* [Text for analysis]:
Meiji-jingu Shrine, located in a gorgeous forest right in the middle of Tokyo, is a fantastic reprieve from the colourful, overwhelming world of Harajuku shopping district. A walking path cuts through the trees, leading to the shrine in the centre. Walking along this misty trail will make you forget you’re in the middle of two of Tokyo’s busiest districts. Entry into the shrine grounds is marked by a massive wooden tori gate that leads to a tranquil forest. The approximately 100,000 trees that make up Meiji Jingu’s forest were planted during the shrine’s construction and were donated from regions across the entire country. Sake barrels are on display and are called kazaridaru, which means “decoration barrels.” Sake traditionally has been a connection between the gods and people in Japan. These sake barrels are offered every year to the enshrined deities at Meiji Jingu Shrine. They have been donated by sake brewers.

Adjacent Yoyogi Park serves local Tokyoites with sprawling lawns and ample sports facilities and places for club meetings and practice sessions. It was nice and relaxing away from the craziness of the city crowds and we watched people walking their dogs and enormous groups of people getting together.

Harajuku Shopping district

Takeshita street is the busiest and brightest pedestrian shopping street that you will ever find. It is lined with fashion boutiques, cafes and fast-food restaurants. It was packed with people moving methodically in two major human streams. It is known to be the focal point of Harajuku’s teenage culture and its side streets, which are lined by many trendy shops, is also famous for crepe stands and cat, hedgehog or rabbit cafes. Living in the density of Tokyo means that people don’t have the space to keep pets and the cafe’s are a way of fulfilling that need. We indulged in a juicy strawberry and Nutella crepe, but forwent the opportunity to spend some time with the pets.

We also stopped to see the exciting Tokyo Plaza, where we joined the queues of people taking advantage of one of Tokyo’s most instagrammable spots due to the crazy reflective mirrors above the escalators.

Saturday afternoon

Shinjuku Gyoen National Gardens 

Shinjuku Gyoen is home to a large number of cherry trees of more than a dozen different varieties. From late March to early April, more than 400 trees blossom turning the lawns into one of Tokyo’s most popular and pleasant hanami spots. The sight of hundreds of people (mostly locals) enjoying the gardens and relaxing under the trees with their picnics (and in one case, their pet owl!) is truly delightful. Packed as it was, it didn’t feel overwhelming and although there was barely a square inch left to squeeze into, people didn’t mind you sitting almost on top of them! We mostly wandered from area to area. Our favourite was the river area, where the blossoms were reflected on the water as were the crowds on the bridge. The afternoon light was perfect for photography.

* [Your task]: Write out the part of the Tokyo travel text from "Takeshita street is" up to and including "above the escalators.". The lines that come next have nothing to do with the Tokyo travel text.

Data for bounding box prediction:
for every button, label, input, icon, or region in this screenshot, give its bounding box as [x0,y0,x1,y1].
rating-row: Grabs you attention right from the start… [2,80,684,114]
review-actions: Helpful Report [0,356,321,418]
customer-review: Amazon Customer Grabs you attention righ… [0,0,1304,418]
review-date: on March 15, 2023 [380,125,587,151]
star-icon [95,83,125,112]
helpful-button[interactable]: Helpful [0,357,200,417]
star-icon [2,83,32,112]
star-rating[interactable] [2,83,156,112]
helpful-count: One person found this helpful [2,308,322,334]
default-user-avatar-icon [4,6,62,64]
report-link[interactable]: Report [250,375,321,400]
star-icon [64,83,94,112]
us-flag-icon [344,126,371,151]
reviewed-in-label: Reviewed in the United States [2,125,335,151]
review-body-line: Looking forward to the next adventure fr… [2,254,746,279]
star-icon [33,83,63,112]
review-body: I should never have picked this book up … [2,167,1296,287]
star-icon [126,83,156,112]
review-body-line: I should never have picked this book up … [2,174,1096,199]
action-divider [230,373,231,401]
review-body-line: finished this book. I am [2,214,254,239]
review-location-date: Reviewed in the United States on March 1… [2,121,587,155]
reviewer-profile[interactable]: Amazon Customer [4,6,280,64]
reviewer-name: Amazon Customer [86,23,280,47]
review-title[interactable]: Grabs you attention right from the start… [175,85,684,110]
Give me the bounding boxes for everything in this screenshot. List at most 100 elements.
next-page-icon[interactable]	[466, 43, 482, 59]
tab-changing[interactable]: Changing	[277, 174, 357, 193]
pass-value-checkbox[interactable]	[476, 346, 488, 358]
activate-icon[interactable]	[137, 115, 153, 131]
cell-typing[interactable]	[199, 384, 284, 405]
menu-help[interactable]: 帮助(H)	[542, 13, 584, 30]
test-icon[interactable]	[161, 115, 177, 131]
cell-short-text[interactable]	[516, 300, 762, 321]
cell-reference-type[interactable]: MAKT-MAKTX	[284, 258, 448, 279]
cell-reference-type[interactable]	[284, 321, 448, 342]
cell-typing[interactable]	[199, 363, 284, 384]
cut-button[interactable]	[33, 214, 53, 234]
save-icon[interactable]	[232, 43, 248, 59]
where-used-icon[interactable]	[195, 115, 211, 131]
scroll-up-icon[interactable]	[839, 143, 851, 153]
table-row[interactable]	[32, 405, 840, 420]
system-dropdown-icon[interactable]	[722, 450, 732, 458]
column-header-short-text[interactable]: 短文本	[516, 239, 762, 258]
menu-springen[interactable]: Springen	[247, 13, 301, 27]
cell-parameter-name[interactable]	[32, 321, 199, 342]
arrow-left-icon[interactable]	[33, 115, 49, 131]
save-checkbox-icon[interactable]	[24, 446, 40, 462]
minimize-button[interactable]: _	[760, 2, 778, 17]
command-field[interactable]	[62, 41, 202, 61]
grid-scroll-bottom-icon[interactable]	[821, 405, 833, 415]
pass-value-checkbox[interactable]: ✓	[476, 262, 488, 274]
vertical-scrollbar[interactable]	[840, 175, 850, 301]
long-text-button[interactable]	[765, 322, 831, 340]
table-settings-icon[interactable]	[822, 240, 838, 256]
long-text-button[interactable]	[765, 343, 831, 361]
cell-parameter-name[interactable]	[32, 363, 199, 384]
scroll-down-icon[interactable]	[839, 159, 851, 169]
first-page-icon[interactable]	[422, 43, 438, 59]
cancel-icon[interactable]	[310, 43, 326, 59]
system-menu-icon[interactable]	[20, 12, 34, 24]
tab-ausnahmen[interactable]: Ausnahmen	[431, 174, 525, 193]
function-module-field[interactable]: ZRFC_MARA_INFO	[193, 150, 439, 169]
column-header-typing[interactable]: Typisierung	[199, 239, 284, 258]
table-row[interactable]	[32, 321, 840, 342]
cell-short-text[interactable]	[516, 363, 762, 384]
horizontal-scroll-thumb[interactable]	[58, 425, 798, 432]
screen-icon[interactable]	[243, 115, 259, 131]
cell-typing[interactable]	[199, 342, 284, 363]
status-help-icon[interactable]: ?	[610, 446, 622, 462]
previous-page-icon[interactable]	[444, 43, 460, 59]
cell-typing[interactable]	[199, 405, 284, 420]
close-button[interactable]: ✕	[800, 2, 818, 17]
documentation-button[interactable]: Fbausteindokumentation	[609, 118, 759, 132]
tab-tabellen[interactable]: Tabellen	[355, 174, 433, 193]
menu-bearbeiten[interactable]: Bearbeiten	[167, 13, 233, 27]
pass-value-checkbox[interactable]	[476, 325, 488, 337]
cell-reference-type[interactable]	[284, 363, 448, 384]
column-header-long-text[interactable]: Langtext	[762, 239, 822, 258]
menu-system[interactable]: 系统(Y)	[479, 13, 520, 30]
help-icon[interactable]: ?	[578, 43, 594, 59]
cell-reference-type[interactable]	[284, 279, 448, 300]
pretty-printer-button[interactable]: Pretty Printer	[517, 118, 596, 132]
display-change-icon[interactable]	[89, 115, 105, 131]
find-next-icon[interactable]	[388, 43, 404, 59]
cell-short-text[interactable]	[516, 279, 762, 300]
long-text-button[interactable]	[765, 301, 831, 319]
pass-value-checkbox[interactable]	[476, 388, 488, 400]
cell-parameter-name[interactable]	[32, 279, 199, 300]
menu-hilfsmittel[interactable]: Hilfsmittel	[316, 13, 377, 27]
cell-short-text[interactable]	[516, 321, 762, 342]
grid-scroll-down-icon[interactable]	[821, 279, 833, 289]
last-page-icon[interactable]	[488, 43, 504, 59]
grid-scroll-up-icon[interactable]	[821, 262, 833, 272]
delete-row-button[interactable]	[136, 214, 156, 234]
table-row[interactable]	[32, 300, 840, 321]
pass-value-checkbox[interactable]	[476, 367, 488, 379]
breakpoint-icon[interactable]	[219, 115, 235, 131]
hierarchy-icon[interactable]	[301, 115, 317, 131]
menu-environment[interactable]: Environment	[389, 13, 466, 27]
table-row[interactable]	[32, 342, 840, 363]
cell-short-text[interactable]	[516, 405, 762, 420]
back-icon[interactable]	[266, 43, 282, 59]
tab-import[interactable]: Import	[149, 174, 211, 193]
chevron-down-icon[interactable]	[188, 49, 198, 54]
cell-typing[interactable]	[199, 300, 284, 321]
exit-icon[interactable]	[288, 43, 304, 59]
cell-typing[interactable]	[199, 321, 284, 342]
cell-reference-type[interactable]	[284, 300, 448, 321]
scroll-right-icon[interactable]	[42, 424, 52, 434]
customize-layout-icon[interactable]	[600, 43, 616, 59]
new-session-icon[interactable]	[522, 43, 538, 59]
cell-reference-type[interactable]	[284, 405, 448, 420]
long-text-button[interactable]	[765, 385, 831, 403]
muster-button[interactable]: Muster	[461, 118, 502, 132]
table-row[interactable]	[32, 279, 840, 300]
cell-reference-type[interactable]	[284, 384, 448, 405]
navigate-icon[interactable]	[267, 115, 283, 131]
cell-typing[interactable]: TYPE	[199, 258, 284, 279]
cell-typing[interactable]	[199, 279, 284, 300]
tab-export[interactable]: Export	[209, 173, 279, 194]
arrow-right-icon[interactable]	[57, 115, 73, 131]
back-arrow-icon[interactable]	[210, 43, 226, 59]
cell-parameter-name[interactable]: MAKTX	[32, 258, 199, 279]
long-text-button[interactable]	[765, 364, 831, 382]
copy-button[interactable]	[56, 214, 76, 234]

* [Response for this exercise]:
Takeshita street is the busiest and brightest pedestrian shopping street that you will ever find. It is lined with fashion boutiques, cafes and fast-food restaurants. It was packed with people moving methodically in two major human streams. It is known to be the focal point of Harajuku’s teenage culture and its side streets, which are lined by many trendy shops, is also famous for crepe stands and cat, hedgehog or rabbit cafes. Living in the density of Tokyo means that people don’t have the space to keep pets and the cafe’s are a way of fulfilling that need. We indulged in a juicy strawberry and Nutella crepe, but forwent the opportunity to spend some time with the pets.

We also stopped to see the exciting Tokyo Plaza, where we joined the queues of people taking advantage of one of Tokyo’s most instagrammable spots due to the crazy reflective mirrors above the escalators.